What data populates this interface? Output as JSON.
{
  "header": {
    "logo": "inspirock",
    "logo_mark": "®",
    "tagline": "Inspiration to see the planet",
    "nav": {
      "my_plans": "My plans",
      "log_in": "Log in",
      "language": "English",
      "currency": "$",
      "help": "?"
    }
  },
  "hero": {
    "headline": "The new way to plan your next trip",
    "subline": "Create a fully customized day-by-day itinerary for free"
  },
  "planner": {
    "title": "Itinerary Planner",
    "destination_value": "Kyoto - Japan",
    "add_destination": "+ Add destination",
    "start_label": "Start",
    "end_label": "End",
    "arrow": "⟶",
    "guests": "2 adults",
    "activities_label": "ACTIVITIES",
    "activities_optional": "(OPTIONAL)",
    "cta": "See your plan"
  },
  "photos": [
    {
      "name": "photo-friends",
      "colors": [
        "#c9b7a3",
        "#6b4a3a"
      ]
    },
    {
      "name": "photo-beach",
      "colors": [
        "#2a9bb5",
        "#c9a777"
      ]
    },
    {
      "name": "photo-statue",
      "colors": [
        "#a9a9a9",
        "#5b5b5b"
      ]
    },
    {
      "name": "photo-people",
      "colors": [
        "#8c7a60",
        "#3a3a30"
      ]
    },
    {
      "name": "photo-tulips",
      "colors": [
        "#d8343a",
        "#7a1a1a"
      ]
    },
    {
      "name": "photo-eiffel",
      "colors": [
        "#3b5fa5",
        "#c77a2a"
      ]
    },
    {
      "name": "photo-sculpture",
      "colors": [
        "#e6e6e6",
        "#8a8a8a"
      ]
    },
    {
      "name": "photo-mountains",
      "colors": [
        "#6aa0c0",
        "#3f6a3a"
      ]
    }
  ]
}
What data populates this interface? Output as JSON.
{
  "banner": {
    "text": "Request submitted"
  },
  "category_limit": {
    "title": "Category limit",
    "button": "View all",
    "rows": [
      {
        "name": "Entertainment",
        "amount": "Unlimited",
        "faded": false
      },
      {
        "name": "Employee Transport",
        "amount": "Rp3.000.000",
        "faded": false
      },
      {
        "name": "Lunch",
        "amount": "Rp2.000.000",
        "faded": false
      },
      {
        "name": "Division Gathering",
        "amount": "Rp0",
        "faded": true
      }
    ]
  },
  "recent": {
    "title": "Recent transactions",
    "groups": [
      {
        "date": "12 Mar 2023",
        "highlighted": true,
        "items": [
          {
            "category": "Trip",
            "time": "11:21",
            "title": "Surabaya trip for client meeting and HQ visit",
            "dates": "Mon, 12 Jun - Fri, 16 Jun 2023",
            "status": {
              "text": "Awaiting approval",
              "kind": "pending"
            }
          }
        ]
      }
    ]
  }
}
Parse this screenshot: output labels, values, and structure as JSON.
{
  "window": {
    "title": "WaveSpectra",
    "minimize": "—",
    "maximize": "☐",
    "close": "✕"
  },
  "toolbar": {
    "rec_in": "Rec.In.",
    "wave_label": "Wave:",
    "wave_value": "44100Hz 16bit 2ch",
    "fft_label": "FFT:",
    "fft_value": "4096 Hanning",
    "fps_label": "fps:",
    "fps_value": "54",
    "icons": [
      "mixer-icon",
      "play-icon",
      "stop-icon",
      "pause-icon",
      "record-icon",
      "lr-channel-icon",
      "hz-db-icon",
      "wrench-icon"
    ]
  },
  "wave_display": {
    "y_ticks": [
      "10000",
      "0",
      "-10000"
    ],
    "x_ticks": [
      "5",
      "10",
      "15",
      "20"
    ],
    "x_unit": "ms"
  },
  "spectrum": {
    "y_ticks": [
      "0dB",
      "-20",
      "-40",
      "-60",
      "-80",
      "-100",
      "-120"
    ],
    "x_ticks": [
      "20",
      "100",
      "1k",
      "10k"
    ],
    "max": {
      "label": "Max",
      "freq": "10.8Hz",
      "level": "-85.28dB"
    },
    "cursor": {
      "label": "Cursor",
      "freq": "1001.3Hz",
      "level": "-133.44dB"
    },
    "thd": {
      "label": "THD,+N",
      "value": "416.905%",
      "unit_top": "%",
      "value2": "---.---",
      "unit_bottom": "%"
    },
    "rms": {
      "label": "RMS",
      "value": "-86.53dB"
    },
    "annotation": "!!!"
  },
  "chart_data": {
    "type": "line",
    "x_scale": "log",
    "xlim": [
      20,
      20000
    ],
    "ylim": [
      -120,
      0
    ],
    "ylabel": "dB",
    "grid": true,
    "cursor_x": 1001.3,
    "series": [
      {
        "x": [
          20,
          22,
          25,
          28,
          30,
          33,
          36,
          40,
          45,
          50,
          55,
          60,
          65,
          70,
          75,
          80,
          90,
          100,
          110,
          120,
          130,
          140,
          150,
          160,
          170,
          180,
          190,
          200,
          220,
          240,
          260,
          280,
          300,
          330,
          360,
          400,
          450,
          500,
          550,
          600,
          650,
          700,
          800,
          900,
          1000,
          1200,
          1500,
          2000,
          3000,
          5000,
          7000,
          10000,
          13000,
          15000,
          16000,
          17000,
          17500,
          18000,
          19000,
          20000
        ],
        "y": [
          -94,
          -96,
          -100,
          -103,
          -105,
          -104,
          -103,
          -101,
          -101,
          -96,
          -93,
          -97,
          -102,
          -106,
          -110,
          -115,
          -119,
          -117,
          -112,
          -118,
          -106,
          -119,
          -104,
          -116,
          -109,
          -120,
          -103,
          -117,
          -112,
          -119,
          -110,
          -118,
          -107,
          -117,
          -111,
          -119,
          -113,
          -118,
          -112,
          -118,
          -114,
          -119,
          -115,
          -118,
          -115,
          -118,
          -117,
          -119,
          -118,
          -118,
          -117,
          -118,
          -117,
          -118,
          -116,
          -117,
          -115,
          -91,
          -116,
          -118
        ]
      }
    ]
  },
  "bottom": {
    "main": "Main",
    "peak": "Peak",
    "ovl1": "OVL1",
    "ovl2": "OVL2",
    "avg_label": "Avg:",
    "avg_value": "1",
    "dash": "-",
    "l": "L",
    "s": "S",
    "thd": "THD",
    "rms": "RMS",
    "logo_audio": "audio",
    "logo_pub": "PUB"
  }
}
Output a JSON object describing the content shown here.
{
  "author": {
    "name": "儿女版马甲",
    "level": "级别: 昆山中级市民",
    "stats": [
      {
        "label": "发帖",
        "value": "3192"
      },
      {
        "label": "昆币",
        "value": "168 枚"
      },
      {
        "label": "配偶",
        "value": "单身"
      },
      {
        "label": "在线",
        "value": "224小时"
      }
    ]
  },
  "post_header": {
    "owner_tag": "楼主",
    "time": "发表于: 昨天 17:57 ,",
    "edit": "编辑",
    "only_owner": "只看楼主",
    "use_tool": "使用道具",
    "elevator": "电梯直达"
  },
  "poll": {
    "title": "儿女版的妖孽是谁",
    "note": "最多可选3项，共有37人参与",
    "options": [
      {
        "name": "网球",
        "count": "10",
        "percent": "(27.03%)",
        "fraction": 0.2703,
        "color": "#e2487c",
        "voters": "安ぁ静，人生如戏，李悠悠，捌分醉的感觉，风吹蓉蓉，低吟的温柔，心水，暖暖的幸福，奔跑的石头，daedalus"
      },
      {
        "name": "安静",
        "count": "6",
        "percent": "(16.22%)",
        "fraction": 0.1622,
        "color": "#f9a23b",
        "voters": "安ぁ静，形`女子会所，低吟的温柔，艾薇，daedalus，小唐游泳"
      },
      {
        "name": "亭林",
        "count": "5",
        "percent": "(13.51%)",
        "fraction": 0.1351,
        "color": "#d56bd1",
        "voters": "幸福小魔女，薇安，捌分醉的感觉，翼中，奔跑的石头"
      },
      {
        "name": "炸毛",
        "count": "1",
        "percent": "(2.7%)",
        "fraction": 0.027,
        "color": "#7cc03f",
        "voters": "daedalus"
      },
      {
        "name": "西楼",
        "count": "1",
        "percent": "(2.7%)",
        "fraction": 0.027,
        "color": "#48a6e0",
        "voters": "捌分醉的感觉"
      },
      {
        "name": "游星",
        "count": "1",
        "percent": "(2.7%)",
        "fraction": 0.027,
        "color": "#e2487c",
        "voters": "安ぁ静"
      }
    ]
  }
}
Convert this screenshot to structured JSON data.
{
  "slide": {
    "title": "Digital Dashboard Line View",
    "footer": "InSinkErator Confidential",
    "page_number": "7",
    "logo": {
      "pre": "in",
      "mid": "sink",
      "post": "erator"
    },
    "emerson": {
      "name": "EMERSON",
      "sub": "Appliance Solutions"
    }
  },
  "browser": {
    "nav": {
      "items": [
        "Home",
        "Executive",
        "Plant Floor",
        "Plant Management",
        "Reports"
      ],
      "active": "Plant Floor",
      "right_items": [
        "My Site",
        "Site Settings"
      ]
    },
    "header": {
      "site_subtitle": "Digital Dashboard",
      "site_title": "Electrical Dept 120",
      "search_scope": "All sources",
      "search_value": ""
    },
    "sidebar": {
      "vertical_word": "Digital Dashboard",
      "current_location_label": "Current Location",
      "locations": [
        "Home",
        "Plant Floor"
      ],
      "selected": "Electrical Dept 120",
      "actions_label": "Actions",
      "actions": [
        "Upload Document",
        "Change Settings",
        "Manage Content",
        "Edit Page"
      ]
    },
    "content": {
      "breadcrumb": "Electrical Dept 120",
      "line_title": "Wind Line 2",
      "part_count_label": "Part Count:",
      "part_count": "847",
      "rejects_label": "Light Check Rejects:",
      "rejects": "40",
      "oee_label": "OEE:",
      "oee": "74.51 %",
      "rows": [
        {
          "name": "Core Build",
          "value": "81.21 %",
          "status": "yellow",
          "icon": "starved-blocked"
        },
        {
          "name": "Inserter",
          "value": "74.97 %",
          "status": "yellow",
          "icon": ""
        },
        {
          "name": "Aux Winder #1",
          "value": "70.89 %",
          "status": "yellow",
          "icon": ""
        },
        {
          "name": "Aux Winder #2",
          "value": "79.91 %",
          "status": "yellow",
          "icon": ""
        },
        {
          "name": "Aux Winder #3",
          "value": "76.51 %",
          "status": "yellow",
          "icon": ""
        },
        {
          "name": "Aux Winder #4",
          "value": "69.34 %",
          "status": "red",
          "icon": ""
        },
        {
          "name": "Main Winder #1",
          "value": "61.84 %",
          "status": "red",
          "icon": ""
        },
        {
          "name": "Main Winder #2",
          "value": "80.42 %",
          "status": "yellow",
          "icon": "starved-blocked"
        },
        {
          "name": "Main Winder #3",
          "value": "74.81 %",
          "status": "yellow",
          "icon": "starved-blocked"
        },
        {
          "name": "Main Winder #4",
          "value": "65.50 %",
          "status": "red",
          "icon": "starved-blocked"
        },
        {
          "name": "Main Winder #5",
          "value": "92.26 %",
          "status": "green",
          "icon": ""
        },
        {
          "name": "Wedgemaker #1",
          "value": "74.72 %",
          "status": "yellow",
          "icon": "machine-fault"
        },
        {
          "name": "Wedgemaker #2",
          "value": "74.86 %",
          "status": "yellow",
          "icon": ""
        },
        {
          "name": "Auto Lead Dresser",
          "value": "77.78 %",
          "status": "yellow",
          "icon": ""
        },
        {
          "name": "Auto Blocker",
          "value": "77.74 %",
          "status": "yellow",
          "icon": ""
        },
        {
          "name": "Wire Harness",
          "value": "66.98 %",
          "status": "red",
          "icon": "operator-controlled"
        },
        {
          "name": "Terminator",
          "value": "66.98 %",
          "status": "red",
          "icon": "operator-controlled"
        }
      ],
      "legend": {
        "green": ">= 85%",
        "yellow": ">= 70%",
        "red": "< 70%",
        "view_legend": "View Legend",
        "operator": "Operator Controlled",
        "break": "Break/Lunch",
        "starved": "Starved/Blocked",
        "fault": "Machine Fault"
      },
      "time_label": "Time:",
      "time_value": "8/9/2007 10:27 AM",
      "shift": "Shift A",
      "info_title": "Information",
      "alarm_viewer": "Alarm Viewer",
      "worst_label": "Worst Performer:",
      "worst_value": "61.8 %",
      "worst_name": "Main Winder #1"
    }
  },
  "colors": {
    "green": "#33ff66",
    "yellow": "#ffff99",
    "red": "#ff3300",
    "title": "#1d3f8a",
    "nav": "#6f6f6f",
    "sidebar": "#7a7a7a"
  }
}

**What you are asked to do:** Give only the number of lines in the material above that include the word "Main".

**The completed task:** 7